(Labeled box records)
begin
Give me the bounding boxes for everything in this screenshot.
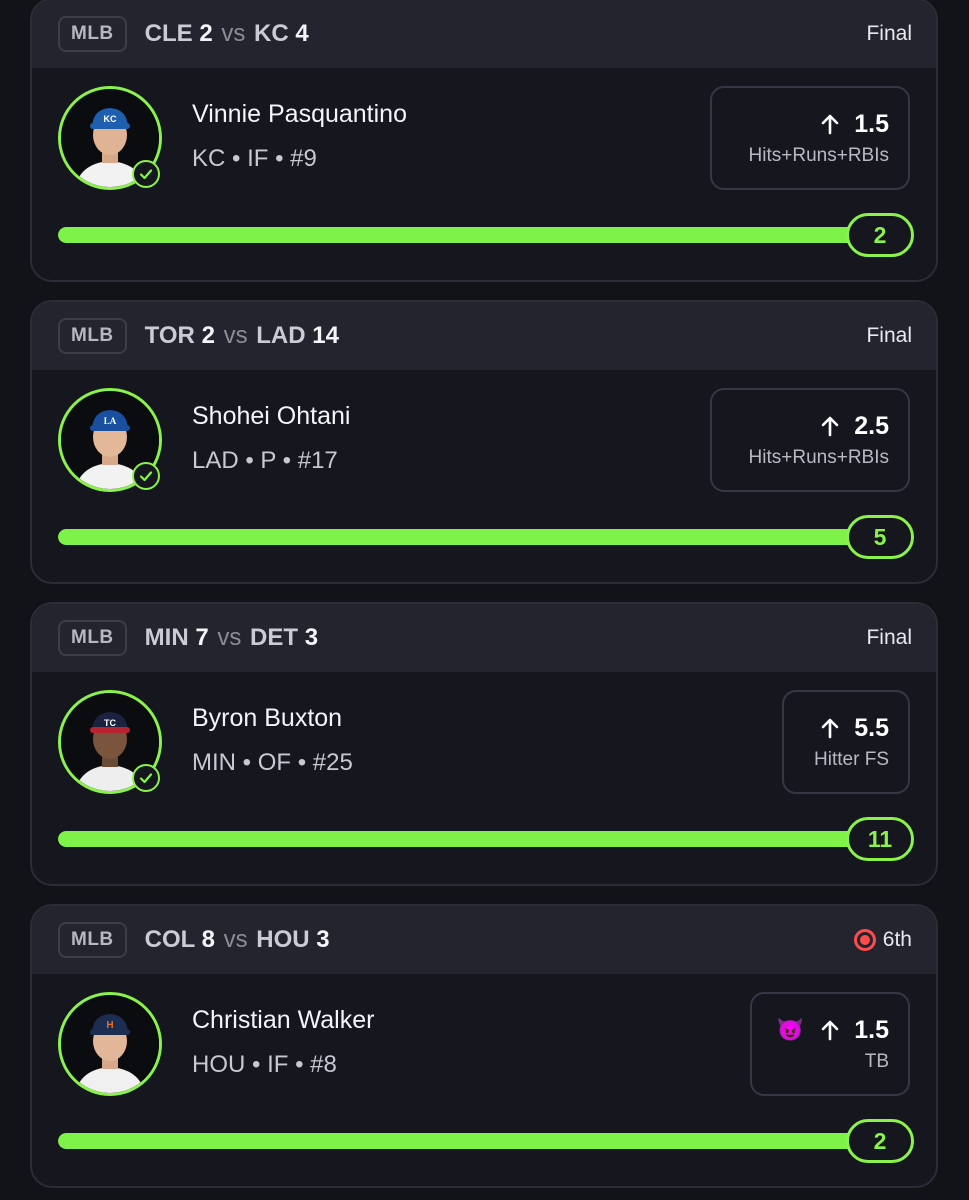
away-score: 8 [201, 926, 215, 953]
progress-bar [58, 529, 888, 545]
league-badge: MLB [58, 16, 127, 52]
pick-card[interactable]: MLB TOR 2 vs LAD 14 Final LA Shohei Ohta… [30, 300, 938, 584]
away-team: TOR [144, 322, 195, 349]
progress-bar [58, 227, 888, 243]
vs-label: vs [223, 322, 248, 349]
pick-line: 5.5 [854, 713, 889, 742]
home-score: 14 [312, 322, 339, 349]
game-status: Final [866, 626, 912, 649]
pick-card[interactable]: MLB CLE 2 vs KC 4 Final KC Vinnie Pasqua… [30, 0, 938, 282]
pick-line: 2.5 [854, 411, 889, 440]
progress-fill [58, 529, 888, 545]
result-value: 5 [846, 515, 914, 559]
result-value: 11 [846, 817, 914, 861]
pick-line-row: 5.5 [818, 714, 889, 743]
game-header: MLB MIN 7 vs DET 3 Final [32, 604, 936, 672]
pick-card[interactable]: MLB COL 8 vs HOU 3 6th H Christian Walke… [30, 904, 938, 1188]
live-record-icon [853, 929, 876, 951]
pick-line-row: 1.5 [818, 110, 889, 139]
result-value: 2 [846, 213, 914, 257]
pick-box[interactable]: 5.5 Hitter FS [782, 690, 910, 794]
pick-line-row: 2.5 [818, 412, 889, 441]
svg-text:TC: TC [104, 718, 116, 728]
arrow-up-icon [818, 716, 842, 740]
game-status: 6th [853, 906, 912, 974]
player-headshot: H [61, 995, 159, 1093]
pick-line: 1.5 [854, 1015, 889, 1044]
pick-line-row: 😈 1.5 [777, 1016, 889, 1045]
player-name: Shohei Ohtani [192, 402, 351, 430]
home-team: LAD [256, 322, 306, 349]
arrow-up-icon [818, 414, 842, 438]
away-team: CLE [144, 20, 193, 47]
matchup: COL 8 vs HOU 3 [145, 926, 330, 954]
home-score: 3 [316, 926, 330, 953]
check-circle-icon [132, 160, 160, 188]
matchup: MIN 7 vs DET 3 [145, 624, 318, 652]
away-team: MIN [144, 624, 189, 651]
away-score: 7 [195, 624, 209, 651]
matchup: TOR 2 vs LAD 14 [145, 322, 339, 350]
pick-stat: Hits+Runs+RBIs [748, 144, 889, 166]
game-header: MLB CLE 2 vs KC 4 Final [32, 0, 936, 68]
vs-label: vs [221, 20, 246, 47]
pick-stat: Hits+Runs+RBIs [748, 446, 889, 468]
svg-text:KC: KC [104, 114, 117, 124]
away-score: 2 [201, 322, 215, 349]
progress-fill [58, 1133, 888, 1149]
vs-label: vs [223, 926, 248, 953]
svg-text:LA: LA [104, 416, 117, 426]
game-header: MLB COL 8 vs HOU 3 6th [32, 906, 936, 974]
pick-stat: TB [864, 1050, 889, 1072]
player-avatar[interactable]: H [58, 992, 162, 1096]
league-badge: MLB [58, 620, 127, 656]
vs-label: vs [217, 624, 242, 651]
arrow-up-icon [818, 1018, 842, 1042]
progress-fill [58, 831, 888, 847]
demon-icon: 😈 [776, 1017, 805, 1042]
check-circle-icon [132, 462, 160, 490]
home-score: 3 [304, 624, 319, 651]
game-status: Final [866, 22, 912, 45]
player-meta: MIN • OF • #25 [192, 749, 353, 776]
arrow-up-icon [818, 112, 842, 136]
progress-bar [58, 1133, 888, 1149]
home-team: KC [254, 20, 289, 47]
game-header: MLB TOR 2 vs LAD 14 Final [32, 302, 936, 370]
pick-box[interactable]: 😈 1.5 TB [750, 992, 910, 1096]
result-value: 2 [846, 1119, 914, 1163]
player-name: Christian Walker [192, 1006, 375, 1034]
league-badge: MLB [58, 922, 127, 958]
pick-line: 1.5 [854, 109, 889, 138]
home-team: HOU [256, 926, 310, 953]
player-meta: HOU • IF • #8 [192, 1051, 337, 1078]
game-status: Final [866, 324, 912, 347]
player-meta: LAD • P • #17 [192, 447, 338, 474]
home-score: 4 [295, 20, 309, 47]
pick-card[interactable]: MLB MIN 7 vs DET 3 Final TC Byron Buxton… [30, 602, 938, 886]
away-score: 2 [199, 20, 213, 47]
league-badge: MLB [58, 318, 127, 354]
progress-fill [58, 227, 888, 243]
check-circle-icon [132, 764, 160, 792]
player-name: Byron Buxton [192, 704, 343, 732]
inning-label: 6th [882, 928, 912, 951]
progress-bar [58, 831, 888, 847]
away-team: COL [144, 926, 195, 953]
pick-box[interactable]: 2.5 Hits+Runs+RBIs [710, 388, 910, 492]
player-name: Vinnie Pasquantino [192, 100, 407, 128]
matchup: CLE 2 vs KC 4 [145, 20, 309, 48]
player-meta: KC • IF • #9 [192, 145, 317, 172]
svg-text:H: H [106, 1020, 113, 1031]
pick-stat: Hitter FS [814, 748, 889, 770]
home-team: DET [250, 624, 299, 651]
pick-box[interactable]: 1.5 Hits+Runs+RBIs [710, 86, 910, 190]
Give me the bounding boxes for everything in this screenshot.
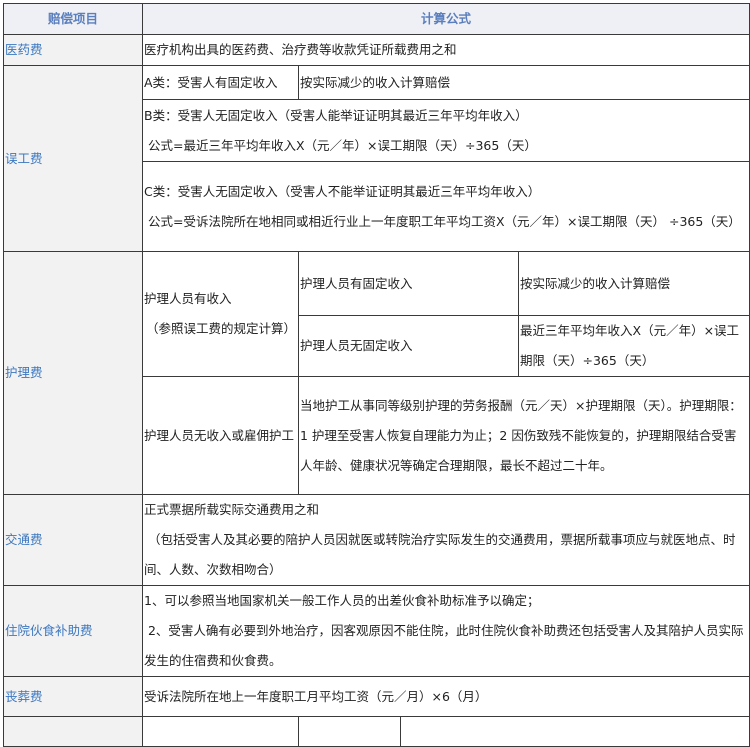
table-row: 住院伙食补助费 1、可以参照当地国家机关一般工作人员的出差伙食补助标准予以确定；…: [3, 585, 750, 677]
lost-wages-b-line1: B类：受害人无固定收入（受害人能举证证明其最近三年平均年收入）: [144, 107, 528, 123]
partial-cell: [298, 716, 401, 747]
nursing-with-income-label: 护理人员有收入: [144, 291, 232, 306]
meal-formula: 1、可以参照当地国家机关一般工作人员的出差伙食补助标准予以确定； 2、受害人确有…: [141, 585, 750, 677]
nursing-no-income-formula: 当地护工从事同等级别护理的劳务报酬（元／天）×护理期限（天）。护理期限：1 护理…: [297, 376, 750, 495]
lost-wages-c: C类：受害人无固定收入（受害人不能举证证明其最近三年平均年收入） 公式=受诉法院…: [141, 161, 750, 252]
item-transport: 交通费: [3, 494, 143, 586]
item-lost-wages: 误工费: [3, 65, 143, 252]
compensation-table: 赔偿项目 计算公式 医药费 医疗机构出具的医药费、治疗费等收款凭证所载费用之和 …: [3, 3, 750, 747]
formula-medical: 医疗机构出具的医药费、治疗费等收款凭证所载费用之和: [141, 34, 750, 66]
meal-line1: 1、可以参照当地国家机关一般工作人员的出差伙食补助标准予以确定；: [144, 593, 540, 608]
lost-wages-b: B类：受害人无固定收入（受害人能举证证明其最近三年平均年收入） 公式=最近三年平…: [141, 99, 750, 162]
item-medical: 医药费: [3, 34, 143, 66]
table-header-row: 赔偿项目 计算公式: [3, 3, 750, 35]
lost-wages-c-line2: 公式=受诉法院所在地相同或相近行业上一年度职工年平均工资X（元／年）×误工期限（…: [144, 213, 741, 229]
funeral-formula: 受诉法院所在地上一年度职工月平均工资（元／月）×6（月）: [141, 676, 750, 717]
table-row: 交通费 正式票据所载实际交通费用之和 （包括受害人及其必要的陪护人员因就医或转院…: [3, 494, 750, 586]
table-row: 医药费 医疗机构出具的医药费、治疗费等收款凭证所载费用之和: [3, 34, 750, 66]
nursing-no-fixed-formula: 最近三年平均年收入X（元／年）×误工期限（天）÷365（天）: [517, 315, 750, 377]
table-row: 护理费 护理人员有收入 （参照误工费的规定计算） 护理人员有固定收入 按实际减少…: [3, 251, 750, 495]
nursing-fixed-formula: 按实际减少的收入计算赔偿: [517, 251, 750, 316]
partial-cell: [142, 716, 299, 747]
lost-wages-b-line2: 公式=最近三年平均年收入X（元／年）×误工期限（天）÷365（天）: [144, 137, 537, 153]
item-nursing: 护理费: [3, 251, 143, 495]
nursing-with-income: 护理人员有收入 （参照误工费的规定计算）: [142, 251, 299, 377]
header-formula: 计算公式: [141, 3, 750, 35]
header-item: 赔偿项目: [3, 3, 143, 35]
lost-wages-c-line1: C类：受害人无固定收入（受害人不能举证证明其最近三年平均年收入）: [144, 183, 541, 199]
nursing-with-income-note: （参照误工费的规定计算）: [146, 321, 297, 336]
table-row-partial: [3, 716, 750, 747]
lost-wages-a-label: A类：受害人有固定收入: [142, 65, 299, 100]
transport-line1: 正式票据所载实际交通费用之和: [144, 502, 320, 517]
nursing-no-income: 护理人员无收入或雇佣护工: [142, 376, 299, 495]
table-row: 误工费 A类：受害人有固定收入 按实际减少的收入计算赔偿: [3, 65, 750, 252]
nursing-no-fixed-income: 护理人员无固定收入: [298, 315, 519, 377]
partial-cell: [399, 716, 750, 747]
partial-cell: [3, 716, 143, 747]
nursing-fixed-income: 护理人员有固定收入: [298, 251, 519, 316]
transport-line2: （包括受害人及其必要的陪护人员因就医或转院治疗实际发生的交通费用，票据所载事项应…: [144, 532, 736, 577]
item-meal-allowance: 住院伙食补助费: [3, 585, 143, 677]
table-row: 丧葬费 受诉法院所在地上一年度职工月平均工资（元／月）×6（月）: [3, 676, 750, 717]
lost-wages-a-formula: 按实际减少的收入计算赔偿: [297, 65, 750, 100]
transport-formula: 正式票据所载实际交通费用之和 （包括受害人及其必要的陪护人员因就医或转院治疗实际…: [141, 494, 750, 586]
meal-line2: 2、受害人确有必要到外地治疗，因客观原因不能住院，此时住院伙食补助费还包括受害人…: [144, 623, 744, 668]
item-funeral: 丧葬费: [3, 676, 143, 717]
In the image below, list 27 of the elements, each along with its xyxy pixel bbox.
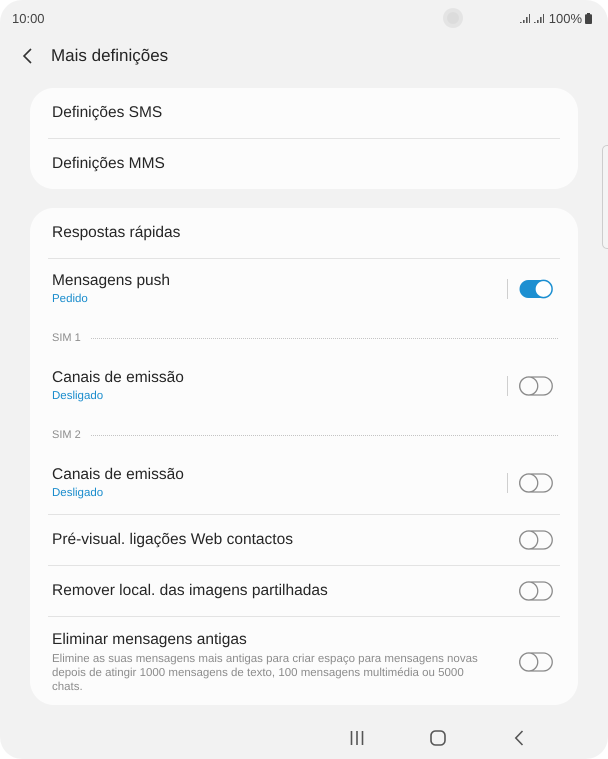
setting-title[interactable]: Canais de emissão bbox=[52, 465, 499, 485]
toggle-switch[interactable] bbox=[519, 652, 553, 672]
setting-title[interactable]: Remover local. das imagens partilhadas bbox=[52, 581, 519, 601]
settings-item[interactable]: Definições MMS bbox=[30, 139, 578, 189]
toggle-switch[interactable] bbox=[519, 581, 553, 601]
setting-status: Pedido bbox=[52, 292, 89, 307]
toggle-switch[interactable] bbox=[519, 279, 553, 299]
battery-icon bbox=[585, 12, 592, 24]
setting-description: Elimine as suas mensagens mais antigas para criar espaço para mensagens novas depois de atingir 1000 mensagens de texto, 100 mensagens multimédia ou 5000 chats. bbox=[52, 652, 479, 694]
section-header: SIM 2 bbox=[52, 429, 81, 441]
section-header: SIM 1 bbox=[52, 332, 81, 344]
toggle-switch[interactable] bbox=[519, 376, 553, 396]
battery-percent: 100% bbox=[548, 10, 582, 26]
settings-item[interactable]: Definições SMS bbox=[30, 88, 578, 138]
status-time: 10:00 bbox=[12, 10, 45, 26]
setting-title[interactable]: Mensagens push bbox=[52, 271, 499, 291]
setting-status: Desligado bbox=[52, 486, 104, 501]
signal-icon bbox=[518, 13, 530, 23]
toggle-switch[interactable] bbox=[519, 473, 553, 493]
toggle-switch[interactable] bbox=[519, 530, 553, 550]
page-title: Mais definições bbox=[51, 46, 168, 66]
setting-title[interactable]: Eliminar mensagens antigas bbox=[52, 630, 519, 650]
signal-icon bbox=[532, 13, 544, 23]
settings-item[interactable]: Respostas rápidas bbox=[30, 208, 578, 258]
setting-title[interactable]: Canais de emissão bbox=[52, 368, 499, 388]
setting-title[interactable]: Pré-visual. ligações Web contactos bbox=[52, 530, 519, 550]
setting-status: Desligado bbox=[52, 389, 104, 404]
end
• Challenge:
Retype the lines between the one holding "away-score: 8 [201, 926, 215, 953]" and the one holding "pick-card[interactable]: MLB CLE", inclusive, without any changes.

• Correct result:
away-score: 8 [201, 926, 215, 953]
progress-bar [58, 529, 888, 545]
league-badge: MLB [58, 16, 127, 52]
pick-card[interactable]: MLB TOR 2 vs LAD 14 Final LA Shohei Ohta… [30, 300, 938, 584]
away-team: TOR [144, 322, 195, 349]
progress-bar [58, 227, 888, 243]
vs-label: vs [223, 322, 248, 349]
pick-line: 5.5 [854, 713, 889, 742]
home-score: 14 [312, 322, 339, 349]
game-status: Final [866, 626, 912, 649]
pick-card[interactable]: MLB CLE 2 vs KC 4 Final KC Vinnie Pasqua… [30, 0, 938, 282]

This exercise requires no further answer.